Locate every line below that contains the word "January" and copy it.
* * * * * * *
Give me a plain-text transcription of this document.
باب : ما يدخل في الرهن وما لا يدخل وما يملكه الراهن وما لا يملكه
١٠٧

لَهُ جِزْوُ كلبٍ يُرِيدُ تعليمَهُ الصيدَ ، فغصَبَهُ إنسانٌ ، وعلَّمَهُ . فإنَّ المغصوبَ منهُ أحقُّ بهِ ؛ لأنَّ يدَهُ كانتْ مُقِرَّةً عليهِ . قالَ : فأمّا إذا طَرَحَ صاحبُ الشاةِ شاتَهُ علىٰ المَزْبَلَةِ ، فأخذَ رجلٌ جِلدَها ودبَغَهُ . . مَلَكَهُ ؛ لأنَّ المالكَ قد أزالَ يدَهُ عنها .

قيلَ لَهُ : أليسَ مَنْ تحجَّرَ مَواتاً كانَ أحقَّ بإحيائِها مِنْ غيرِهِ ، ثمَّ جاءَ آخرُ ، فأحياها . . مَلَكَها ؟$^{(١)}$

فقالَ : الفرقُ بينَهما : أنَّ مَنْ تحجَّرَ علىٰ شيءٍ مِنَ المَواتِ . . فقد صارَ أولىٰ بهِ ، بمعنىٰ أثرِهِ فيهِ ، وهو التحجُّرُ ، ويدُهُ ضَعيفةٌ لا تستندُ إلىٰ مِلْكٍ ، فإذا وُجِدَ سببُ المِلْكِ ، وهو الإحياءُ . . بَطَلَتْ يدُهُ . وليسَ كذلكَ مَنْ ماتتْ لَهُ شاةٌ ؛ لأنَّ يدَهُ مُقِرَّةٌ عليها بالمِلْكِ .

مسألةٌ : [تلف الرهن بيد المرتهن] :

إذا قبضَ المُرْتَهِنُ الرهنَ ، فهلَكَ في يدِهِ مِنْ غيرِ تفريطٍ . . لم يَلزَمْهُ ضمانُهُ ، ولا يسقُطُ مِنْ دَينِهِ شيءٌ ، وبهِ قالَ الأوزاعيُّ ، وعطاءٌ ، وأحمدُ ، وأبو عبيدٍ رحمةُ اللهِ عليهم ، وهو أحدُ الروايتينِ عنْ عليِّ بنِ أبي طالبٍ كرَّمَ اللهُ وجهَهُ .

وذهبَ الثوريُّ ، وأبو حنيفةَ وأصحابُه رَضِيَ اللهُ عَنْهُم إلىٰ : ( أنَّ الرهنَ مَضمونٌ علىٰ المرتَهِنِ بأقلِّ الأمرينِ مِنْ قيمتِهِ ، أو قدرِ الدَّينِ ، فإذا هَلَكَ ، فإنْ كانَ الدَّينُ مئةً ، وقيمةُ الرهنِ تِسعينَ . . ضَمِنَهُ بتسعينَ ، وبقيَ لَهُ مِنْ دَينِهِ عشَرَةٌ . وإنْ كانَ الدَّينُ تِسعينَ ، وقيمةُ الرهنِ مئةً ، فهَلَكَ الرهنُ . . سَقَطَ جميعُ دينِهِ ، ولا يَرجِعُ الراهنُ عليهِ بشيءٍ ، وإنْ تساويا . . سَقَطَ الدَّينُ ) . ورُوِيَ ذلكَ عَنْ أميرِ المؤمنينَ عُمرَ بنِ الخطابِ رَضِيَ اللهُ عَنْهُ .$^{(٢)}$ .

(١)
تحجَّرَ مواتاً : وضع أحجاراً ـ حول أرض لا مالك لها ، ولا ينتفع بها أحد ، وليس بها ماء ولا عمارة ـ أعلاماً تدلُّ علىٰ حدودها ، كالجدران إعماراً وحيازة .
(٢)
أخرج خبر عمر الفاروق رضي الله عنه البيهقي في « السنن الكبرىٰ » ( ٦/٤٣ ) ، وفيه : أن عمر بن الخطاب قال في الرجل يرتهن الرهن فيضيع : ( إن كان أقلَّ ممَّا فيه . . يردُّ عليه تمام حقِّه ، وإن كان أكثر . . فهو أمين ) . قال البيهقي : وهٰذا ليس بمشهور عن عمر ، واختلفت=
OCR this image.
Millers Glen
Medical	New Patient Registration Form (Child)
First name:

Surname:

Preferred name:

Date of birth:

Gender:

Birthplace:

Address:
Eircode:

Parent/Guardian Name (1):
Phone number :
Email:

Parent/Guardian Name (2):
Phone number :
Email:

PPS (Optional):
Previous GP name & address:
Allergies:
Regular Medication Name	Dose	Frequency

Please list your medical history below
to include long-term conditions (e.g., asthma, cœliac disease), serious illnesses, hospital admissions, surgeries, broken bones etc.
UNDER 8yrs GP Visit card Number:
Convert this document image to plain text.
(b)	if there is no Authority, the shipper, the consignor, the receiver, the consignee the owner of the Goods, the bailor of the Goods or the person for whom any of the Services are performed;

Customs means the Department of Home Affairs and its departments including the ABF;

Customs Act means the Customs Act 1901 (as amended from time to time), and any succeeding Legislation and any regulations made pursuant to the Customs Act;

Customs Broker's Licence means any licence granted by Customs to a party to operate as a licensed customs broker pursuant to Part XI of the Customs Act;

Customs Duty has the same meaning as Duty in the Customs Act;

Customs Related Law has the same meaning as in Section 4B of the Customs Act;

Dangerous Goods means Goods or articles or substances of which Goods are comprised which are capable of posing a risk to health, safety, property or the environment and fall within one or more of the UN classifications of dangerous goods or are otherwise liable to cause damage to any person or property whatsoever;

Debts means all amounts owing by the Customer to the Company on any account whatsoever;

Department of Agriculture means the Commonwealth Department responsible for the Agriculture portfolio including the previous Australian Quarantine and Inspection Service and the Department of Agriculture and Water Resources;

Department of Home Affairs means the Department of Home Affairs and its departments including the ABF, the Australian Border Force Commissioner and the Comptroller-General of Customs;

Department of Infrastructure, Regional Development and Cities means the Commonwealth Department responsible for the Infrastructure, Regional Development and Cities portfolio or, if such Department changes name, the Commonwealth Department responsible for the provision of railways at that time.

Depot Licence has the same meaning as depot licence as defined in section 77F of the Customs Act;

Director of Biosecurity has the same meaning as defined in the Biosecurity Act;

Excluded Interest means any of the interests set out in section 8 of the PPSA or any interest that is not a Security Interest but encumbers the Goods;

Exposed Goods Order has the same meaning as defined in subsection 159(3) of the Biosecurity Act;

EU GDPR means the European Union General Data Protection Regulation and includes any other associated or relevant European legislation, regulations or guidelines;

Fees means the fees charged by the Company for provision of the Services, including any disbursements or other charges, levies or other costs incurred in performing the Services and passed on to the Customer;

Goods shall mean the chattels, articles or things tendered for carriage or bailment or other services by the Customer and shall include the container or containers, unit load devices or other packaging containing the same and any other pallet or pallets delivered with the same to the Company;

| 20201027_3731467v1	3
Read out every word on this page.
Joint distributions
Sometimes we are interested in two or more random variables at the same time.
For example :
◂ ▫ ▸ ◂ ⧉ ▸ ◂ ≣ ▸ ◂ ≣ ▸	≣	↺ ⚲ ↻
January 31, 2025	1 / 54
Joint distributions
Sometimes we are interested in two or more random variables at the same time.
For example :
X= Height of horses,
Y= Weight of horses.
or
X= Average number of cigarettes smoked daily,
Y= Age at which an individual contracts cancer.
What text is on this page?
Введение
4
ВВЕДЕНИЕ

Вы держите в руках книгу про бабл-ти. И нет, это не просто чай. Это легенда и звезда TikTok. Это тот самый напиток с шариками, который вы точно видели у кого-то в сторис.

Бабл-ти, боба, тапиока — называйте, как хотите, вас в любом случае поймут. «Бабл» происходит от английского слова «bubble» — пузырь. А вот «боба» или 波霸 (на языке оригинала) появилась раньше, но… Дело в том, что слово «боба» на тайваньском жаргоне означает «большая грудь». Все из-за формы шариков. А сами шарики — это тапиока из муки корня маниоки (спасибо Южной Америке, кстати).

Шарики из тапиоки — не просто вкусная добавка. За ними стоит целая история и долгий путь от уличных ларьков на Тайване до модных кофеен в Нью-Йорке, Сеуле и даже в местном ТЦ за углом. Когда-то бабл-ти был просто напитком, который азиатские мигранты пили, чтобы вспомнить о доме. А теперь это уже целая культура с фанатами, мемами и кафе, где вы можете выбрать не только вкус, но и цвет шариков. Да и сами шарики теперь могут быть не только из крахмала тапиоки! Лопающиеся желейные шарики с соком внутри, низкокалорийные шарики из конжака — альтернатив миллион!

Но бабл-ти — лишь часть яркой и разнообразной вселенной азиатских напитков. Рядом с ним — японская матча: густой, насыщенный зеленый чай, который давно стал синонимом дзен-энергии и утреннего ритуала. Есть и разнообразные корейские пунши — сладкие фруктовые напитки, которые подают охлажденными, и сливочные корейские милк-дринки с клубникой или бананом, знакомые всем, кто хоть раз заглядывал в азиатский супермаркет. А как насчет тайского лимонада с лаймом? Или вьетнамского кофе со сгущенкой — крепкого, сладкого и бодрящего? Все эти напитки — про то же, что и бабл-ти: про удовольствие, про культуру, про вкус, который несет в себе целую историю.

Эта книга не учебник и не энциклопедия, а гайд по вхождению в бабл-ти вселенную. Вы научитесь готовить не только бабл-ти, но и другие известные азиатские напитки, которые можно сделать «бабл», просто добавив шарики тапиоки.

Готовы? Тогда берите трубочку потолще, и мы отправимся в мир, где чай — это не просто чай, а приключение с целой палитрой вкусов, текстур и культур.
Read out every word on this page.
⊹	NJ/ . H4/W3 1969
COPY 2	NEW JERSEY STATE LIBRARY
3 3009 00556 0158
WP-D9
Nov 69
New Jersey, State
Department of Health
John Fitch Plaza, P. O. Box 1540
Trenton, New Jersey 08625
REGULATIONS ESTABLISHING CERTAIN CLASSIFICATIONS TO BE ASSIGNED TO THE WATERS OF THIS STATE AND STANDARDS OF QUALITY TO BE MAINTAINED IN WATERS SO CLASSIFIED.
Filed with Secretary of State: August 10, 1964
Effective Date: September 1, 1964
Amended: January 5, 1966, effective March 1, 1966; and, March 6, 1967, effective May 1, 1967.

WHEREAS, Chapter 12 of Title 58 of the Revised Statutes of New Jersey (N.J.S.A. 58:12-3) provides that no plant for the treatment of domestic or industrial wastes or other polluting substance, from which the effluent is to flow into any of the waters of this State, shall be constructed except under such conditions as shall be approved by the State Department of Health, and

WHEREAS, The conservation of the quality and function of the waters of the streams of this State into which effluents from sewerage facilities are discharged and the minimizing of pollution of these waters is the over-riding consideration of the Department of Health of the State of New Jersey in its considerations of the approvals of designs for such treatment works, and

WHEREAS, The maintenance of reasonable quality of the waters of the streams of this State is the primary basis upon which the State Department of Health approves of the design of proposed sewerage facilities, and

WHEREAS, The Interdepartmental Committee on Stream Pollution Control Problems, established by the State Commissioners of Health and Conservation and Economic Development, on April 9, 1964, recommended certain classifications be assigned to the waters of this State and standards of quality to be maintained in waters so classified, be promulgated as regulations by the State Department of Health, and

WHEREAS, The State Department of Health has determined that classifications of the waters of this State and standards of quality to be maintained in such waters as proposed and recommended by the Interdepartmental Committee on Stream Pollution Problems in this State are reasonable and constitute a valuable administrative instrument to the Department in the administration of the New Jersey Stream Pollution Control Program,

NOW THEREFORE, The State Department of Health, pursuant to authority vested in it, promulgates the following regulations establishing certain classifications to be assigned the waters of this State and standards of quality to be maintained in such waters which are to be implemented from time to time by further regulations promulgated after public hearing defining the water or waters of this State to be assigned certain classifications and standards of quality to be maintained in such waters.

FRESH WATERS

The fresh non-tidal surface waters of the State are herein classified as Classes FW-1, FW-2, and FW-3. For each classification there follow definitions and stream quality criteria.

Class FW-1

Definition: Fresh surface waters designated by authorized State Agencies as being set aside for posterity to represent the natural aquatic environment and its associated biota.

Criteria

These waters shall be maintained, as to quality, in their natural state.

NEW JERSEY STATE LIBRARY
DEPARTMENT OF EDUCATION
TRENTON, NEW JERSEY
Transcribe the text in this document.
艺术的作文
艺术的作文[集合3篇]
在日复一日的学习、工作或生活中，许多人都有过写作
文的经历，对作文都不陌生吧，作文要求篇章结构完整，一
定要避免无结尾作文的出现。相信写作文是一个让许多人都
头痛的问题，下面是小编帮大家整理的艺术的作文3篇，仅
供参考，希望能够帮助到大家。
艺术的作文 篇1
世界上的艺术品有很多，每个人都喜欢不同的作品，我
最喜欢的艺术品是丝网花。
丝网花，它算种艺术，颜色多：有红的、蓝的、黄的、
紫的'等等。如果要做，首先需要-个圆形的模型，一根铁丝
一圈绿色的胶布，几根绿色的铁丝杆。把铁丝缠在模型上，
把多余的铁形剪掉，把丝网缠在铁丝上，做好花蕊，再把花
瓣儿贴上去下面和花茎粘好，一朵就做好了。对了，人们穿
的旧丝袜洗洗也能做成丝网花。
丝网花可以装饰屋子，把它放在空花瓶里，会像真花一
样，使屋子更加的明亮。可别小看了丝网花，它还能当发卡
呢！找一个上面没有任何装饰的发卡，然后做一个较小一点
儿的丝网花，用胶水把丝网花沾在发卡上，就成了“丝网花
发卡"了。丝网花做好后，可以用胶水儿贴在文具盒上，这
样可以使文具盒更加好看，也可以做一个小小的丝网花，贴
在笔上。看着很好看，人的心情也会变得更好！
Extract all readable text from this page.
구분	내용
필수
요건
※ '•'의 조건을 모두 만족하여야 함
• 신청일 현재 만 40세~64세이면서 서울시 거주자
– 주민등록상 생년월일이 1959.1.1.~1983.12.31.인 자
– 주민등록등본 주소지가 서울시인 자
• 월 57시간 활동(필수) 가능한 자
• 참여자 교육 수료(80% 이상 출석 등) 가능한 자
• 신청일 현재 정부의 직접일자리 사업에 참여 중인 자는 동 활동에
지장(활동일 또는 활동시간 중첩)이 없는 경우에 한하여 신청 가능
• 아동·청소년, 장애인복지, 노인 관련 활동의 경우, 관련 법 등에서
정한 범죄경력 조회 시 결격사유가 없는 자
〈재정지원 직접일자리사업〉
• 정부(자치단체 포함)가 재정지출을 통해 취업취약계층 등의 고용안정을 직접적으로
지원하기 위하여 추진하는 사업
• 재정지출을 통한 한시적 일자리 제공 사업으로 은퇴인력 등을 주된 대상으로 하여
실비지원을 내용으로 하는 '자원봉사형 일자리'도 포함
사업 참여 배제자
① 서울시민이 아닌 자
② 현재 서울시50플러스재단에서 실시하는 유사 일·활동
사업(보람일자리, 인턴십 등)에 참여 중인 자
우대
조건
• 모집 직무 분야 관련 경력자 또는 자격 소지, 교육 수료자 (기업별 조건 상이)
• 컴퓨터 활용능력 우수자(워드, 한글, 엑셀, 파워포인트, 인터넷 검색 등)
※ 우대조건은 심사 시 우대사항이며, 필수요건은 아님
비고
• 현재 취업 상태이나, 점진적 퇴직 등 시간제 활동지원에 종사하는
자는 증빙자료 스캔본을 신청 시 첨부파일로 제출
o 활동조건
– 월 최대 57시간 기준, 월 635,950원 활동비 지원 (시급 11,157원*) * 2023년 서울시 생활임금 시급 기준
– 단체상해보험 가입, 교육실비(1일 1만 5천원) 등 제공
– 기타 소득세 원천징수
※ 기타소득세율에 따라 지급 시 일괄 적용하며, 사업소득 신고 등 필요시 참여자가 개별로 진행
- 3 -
* * * * * * *
Task answer →
January 31, 2025	1 / 54
Amended: January 5, 1966, effective March 1, 1966; and, March 6, 1967, effective May 1, 1967.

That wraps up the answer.